* [PROVIDED DATA]:
###

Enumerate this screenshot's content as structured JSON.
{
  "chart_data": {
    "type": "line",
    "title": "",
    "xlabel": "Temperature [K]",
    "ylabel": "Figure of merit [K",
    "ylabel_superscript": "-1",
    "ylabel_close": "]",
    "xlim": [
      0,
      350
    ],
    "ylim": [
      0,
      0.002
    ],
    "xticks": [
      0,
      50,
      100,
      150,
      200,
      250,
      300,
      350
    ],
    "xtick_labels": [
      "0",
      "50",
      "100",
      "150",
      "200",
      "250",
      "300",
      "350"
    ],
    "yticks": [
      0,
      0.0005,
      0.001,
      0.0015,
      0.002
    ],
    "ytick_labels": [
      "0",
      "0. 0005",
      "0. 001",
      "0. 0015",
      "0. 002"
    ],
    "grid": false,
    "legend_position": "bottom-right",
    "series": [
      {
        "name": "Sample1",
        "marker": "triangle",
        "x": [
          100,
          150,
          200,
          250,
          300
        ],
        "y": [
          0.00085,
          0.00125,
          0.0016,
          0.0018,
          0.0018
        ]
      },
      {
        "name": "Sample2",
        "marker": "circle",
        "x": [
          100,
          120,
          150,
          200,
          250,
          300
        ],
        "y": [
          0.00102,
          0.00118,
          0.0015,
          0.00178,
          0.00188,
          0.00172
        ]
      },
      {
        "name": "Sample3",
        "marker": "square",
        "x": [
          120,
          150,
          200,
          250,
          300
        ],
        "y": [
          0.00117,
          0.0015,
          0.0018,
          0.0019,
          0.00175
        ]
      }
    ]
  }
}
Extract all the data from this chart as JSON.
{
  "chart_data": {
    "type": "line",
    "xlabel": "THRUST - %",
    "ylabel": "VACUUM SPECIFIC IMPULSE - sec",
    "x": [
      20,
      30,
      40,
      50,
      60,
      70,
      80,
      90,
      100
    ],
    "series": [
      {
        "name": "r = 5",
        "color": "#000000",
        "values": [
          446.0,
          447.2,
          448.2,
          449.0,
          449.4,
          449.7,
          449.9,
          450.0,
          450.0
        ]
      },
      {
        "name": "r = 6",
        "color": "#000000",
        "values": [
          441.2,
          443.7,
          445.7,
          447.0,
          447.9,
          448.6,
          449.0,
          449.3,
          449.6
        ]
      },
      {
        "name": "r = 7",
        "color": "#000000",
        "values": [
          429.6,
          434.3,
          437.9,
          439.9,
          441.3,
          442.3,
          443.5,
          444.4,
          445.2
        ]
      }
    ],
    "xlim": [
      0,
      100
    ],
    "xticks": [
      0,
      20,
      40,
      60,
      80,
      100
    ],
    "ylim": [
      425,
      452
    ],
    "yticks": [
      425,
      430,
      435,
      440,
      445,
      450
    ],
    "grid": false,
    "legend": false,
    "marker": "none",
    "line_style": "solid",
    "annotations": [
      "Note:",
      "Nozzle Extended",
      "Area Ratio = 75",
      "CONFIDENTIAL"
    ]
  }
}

###

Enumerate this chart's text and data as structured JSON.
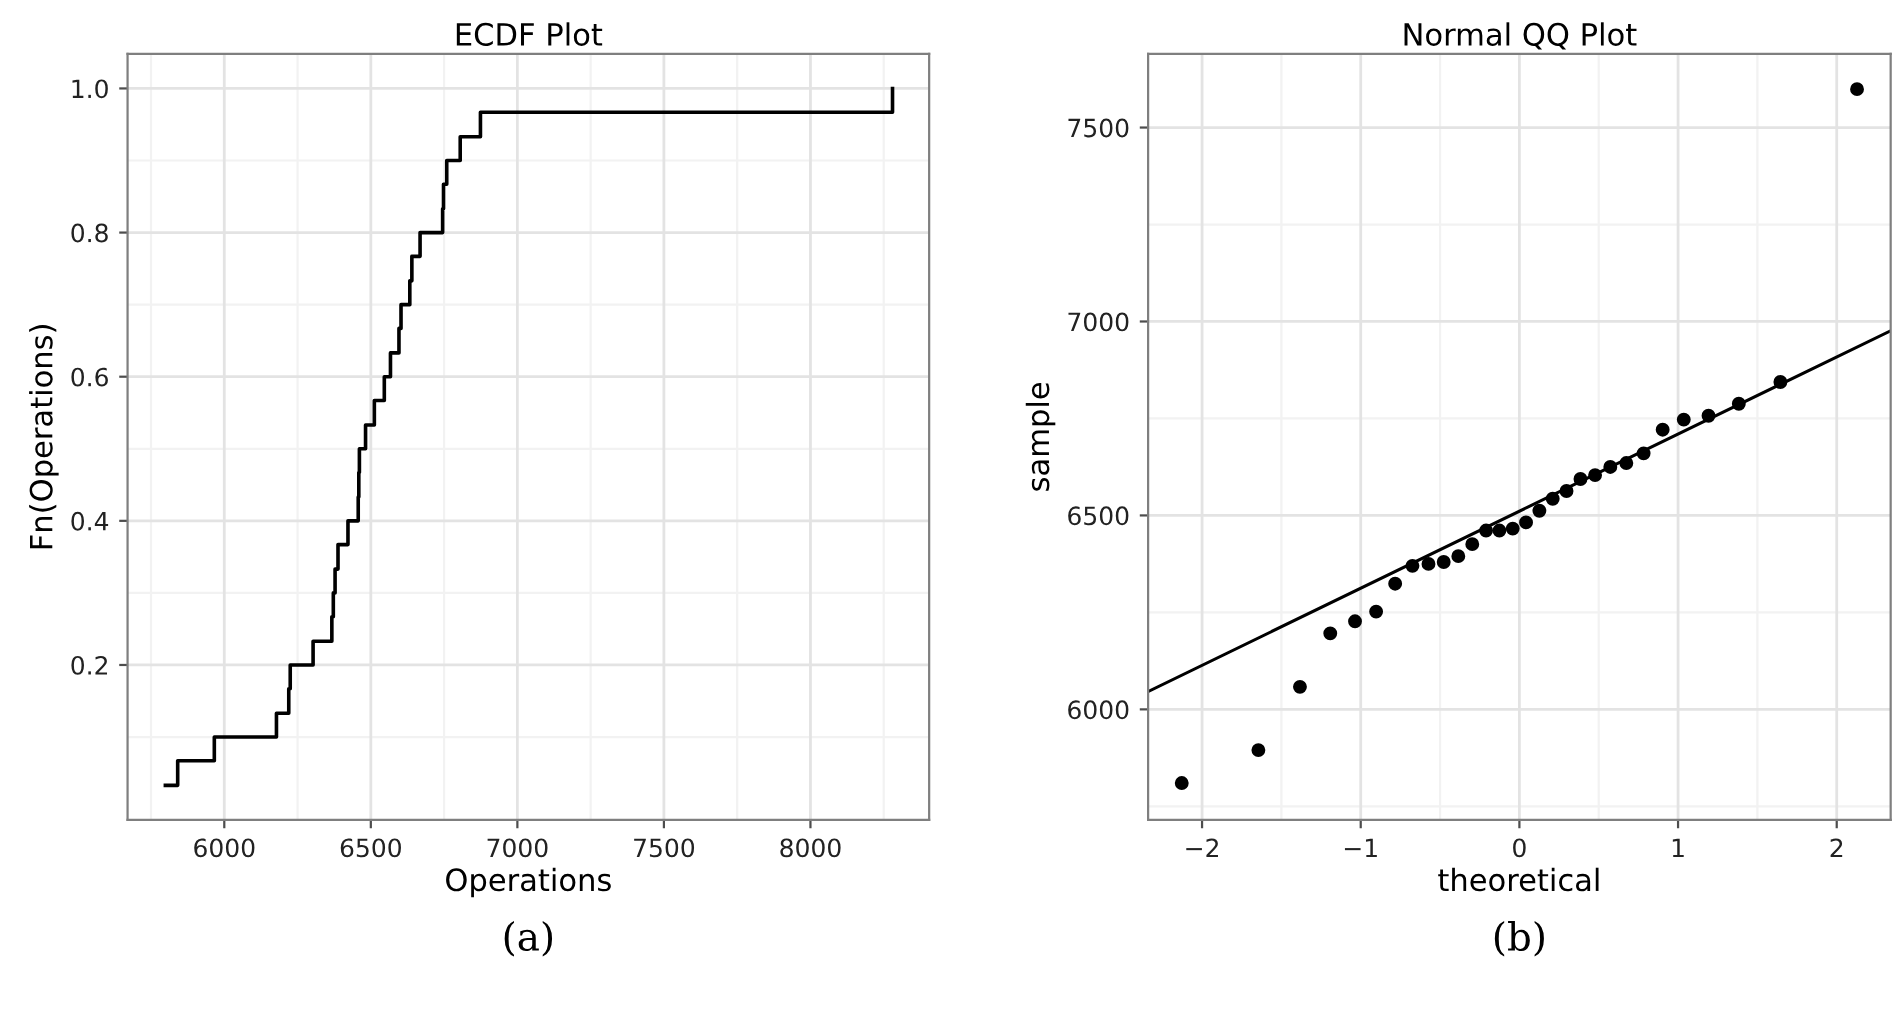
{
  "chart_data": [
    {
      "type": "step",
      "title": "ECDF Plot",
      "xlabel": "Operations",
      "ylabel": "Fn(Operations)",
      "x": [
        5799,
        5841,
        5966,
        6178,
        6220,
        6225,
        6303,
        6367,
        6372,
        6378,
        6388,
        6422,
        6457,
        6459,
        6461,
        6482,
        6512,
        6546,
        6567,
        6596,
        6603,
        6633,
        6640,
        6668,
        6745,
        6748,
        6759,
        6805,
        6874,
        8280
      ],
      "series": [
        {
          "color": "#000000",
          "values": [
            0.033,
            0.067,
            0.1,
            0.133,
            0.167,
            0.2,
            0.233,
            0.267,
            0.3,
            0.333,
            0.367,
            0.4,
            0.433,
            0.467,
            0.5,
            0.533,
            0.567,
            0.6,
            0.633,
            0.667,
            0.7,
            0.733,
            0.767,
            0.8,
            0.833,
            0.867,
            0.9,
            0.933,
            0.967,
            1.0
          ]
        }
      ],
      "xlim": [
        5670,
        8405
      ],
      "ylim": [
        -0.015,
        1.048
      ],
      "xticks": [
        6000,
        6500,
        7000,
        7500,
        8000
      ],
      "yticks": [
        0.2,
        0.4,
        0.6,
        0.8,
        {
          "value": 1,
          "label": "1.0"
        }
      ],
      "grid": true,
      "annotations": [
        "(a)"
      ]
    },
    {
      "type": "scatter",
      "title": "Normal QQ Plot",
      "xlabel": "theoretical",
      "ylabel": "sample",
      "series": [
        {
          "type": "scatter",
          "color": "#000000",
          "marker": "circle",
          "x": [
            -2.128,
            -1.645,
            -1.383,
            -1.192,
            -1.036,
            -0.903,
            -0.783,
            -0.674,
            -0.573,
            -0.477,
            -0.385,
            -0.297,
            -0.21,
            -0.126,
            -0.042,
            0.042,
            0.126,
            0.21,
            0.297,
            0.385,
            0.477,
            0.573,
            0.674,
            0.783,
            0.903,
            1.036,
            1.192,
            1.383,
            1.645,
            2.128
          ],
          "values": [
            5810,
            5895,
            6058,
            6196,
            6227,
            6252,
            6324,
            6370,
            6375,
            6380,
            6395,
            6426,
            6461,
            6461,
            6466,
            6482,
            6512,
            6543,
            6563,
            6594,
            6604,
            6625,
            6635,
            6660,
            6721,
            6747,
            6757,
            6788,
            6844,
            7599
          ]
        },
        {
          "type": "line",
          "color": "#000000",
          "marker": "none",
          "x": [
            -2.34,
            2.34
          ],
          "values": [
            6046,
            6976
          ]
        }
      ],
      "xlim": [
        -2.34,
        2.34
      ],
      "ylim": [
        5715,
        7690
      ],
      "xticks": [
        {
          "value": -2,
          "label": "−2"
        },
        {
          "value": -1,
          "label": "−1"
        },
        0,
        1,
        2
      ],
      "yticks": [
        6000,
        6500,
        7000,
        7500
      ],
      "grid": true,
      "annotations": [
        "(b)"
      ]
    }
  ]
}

###

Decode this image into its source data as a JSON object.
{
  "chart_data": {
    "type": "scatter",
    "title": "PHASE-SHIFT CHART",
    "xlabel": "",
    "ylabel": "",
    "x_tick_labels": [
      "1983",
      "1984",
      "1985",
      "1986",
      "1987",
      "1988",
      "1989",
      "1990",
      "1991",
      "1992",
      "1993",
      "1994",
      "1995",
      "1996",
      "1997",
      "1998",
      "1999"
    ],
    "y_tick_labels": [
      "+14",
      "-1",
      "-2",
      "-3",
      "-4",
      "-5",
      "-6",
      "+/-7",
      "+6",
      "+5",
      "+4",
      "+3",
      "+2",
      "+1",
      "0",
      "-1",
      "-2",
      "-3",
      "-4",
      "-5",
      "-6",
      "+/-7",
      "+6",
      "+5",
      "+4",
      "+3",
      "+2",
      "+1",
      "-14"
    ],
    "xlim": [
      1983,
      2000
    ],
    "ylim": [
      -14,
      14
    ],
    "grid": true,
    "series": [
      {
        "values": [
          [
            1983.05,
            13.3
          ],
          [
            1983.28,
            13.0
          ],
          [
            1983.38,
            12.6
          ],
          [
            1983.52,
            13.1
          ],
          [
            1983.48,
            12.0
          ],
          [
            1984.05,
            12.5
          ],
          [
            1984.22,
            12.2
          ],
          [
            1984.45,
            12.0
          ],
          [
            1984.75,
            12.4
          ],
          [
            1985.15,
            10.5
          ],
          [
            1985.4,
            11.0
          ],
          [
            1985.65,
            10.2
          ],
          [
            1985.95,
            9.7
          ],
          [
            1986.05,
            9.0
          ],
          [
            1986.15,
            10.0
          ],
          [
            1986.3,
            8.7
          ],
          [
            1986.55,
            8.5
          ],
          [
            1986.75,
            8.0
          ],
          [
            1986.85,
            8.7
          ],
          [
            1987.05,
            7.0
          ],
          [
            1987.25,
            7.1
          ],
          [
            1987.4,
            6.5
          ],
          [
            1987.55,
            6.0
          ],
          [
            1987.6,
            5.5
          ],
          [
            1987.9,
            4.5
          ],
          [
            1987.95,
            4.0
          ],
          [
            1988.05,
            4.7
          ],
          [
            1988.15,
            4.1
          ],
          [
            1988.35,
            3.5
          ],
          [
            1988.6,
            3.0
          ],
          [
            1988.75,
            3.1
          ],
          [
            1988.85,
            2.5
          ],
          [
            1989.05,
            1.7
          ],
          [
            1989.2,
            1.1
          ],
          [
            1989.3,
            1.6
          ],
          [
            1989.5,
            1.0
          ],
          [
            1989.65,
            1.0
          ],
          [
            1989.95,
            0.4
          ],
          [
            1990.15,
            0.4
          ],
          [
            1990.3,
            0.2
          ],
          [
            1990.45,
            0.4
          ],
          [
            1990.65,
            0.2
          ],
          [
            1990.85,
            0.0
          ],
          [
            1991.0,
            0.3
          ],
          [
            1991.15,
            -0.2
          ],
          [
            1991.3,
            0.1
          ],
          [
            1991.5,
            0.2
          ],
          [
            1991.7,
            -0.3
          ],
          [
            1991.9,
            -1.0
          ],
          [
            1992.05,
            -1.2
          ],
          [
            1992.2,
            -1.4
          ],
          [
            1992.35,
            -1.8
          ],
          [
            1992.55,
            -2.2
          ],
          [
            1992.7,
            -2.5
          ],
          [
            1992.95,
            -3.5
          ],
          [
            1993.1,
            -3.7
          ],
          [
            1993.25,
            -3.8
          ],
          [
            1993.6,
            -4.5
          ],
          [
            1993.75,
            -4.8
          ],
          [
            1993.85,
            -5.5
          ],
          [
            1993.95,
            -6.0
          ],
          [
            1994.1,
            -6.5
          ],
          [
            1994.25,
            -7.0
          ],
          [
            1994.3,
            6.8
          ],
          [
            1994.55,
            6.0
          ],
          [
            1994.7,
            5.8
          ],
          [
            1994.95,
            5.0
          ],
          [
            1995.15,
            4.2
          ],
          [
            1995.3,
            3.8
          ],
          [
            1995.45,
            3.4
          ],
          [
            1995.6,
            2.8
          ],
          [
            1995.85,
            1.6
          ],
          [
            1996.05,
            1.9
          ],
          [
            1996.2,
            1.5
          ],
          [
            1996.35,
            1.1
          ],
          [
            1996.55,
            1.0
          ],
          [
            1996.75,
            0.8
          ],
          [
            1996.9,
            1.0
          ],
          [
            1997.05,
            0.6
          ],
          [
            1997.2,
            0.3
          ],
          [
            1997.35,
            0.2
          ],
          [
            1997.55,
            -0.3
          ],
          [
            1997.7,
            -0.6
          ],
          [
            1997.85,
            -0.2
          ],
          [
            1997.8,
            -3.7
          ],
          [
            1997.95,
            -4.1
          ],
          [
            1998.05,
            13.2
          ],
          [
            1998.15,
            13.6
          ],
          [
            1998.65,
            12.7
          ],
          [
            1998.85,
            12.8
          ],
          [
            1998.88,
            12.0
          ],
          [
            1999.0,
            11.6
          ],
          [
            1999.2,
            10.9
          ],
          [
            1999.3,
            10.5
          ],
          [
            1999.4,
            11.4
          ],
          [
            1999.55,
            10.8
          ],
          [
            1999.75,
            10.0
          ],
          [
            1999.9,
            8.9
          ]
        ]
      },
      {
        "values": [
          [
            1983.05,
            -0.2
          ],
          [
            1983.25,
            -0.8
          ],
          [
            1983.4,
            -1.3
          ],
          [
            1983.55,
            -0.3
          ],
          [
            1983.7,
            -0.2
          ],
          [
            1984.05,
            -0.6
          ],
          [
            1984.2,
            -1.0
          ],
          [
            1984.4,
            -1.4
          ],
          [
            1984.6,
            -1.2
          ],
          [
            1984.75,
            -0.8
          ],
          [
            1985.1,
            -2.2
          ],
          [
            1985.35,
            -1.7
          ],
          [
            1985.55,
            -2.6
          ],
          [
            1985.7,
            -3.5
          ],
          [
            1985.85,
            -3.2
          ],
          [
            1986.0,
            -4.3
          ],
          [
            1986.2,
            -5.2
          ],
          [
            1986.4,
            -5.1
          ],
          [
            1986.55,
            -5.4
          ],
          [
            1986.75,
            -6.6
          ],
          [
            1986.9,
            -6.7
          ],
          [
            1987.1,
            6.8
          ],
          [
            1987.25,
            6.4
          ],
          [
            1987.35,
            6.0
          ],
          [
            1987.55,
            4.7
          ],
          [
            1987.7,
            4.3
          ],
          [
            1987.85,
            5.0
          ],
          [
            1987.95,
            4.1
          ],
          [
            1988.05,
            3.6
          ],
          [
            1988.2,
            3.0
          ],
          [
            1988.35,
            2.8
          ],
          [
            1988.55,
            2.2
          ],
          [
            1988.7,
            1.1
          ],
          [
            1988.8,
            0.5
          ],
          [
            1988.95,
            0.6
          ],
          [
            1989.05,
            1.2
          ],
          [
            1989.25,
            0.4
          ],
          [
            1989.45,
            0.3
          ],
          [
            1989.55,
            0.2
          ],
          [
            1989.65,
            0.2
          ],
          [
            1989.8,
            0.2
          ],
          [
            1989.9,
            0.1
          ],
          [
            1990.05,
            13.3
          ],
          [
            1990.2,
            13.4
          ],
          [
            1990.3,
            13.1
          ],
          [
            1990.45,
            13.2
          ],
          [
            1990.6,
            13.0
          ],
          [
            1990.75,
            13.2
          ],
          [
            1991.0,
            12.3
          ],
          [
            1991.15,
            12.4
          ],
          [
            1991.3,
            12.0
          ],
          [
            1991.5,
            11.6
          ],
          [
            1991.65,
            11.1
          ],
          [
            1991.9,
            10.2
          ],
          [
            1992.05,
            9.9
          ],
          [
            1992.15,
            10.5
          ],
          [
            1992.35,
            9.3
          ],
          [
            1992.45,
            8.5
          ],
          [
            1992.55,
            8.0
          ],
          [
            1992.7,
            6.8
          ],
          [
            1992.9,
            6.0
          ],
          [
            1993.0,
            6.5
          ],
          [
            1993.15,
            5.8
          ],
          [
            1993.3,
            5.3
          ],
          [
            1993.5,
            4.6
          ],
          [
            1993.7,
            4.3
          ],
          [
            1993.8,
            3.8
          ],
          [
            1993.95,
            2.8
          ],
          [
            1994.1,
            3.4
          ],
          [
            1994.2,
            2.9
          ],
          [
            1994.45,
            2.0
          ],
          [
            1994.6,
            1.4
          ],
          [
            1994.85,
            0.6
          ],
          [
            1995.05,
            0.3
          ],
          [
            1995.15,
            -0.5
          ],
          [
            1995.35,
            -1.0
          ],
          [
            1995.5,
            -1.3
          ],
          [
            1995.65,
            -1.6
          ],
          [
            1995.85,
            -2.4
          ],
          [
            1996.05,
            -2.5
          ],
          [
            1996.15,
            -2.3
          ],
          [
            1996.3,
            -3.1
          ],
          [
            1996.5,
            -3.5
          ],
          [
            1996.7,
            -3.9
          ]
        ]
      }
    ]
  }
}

###

* [WORK REQUIRED]: On how many lines does the word "title" appear? Answer with only the number.

* [WORKED ANSWER]: 4